DOCUMENT EXCERPT:

I’ve changed the name from Neti Pot to Snot Pot. It seemed like a practical decision and you’re welcome to add that little gem to your vocabulary if the mood strikes you.
Over the weekend, I killed a black widow spider on my patio. A fucking deadly spider on the patio where my children play. That fucker was on the door handle and I noticed it as I was reaching to open the screen door. I then googled “black widows” and spent the rest of the day freaking the fuck out over the possibility of my kids getting bitten.
We went to a wedding on a cruise ship yesterday morning. I was initially perturbed since it was on a Monday and we had to board at 10:30 for a 1PM wedding but then I settled into the idea of free buffets and no kids. I ate like a mofo and could barely suck in my stomach while I sat through the ceremony. Cruise ships ROCK. I’ve never been on one before but I think I’m in love.

DATA SHOWN:
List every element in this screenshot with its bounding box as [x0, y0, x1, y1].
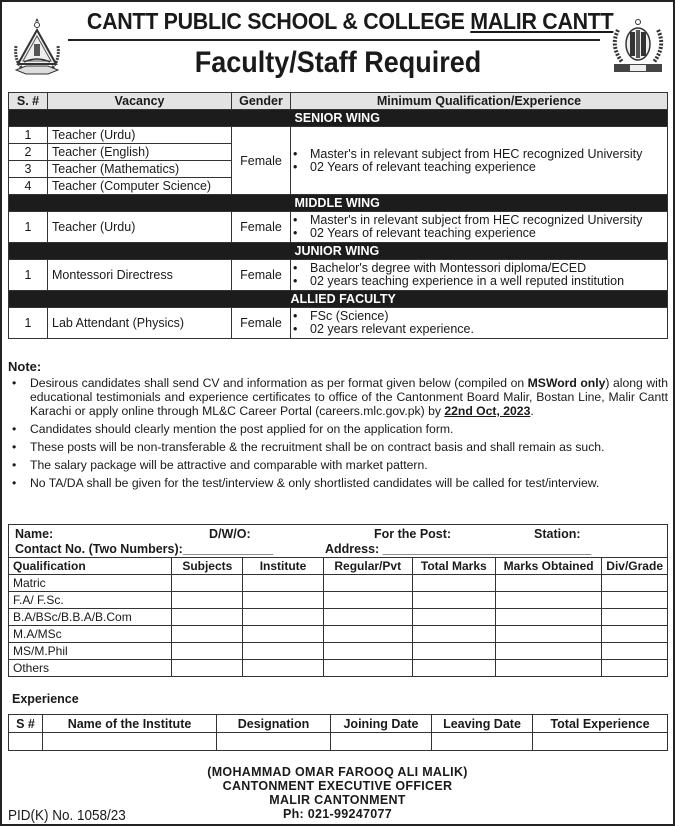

REQUIREMENT:
Continue the blog post about the Snot Pot, the black widow, and the cruise-ship wedding, starting after its last sentence.

RESPONSE TO THIS EXERCISE:
I’m pretty sure Jamie is turning into a bloggy-attention-whore. The other day he said something funny (I’m not even going to tell you since that would be enabling him) and then proceeded to tell me I could blog about it. He thinks I need him for material. Ha.
I hate the chicken dance but somehow that stupid song slipped its way onto one of our kid’s music CD’s and both kids go absolutely insane when it comes on. We’ve been playing it about six thousand times every night before bed while the four of us dance our asses off like lunatics. We do this in Graham’s room which provides the neighbors with an excellent view. Stop on by for tomorrow’s show.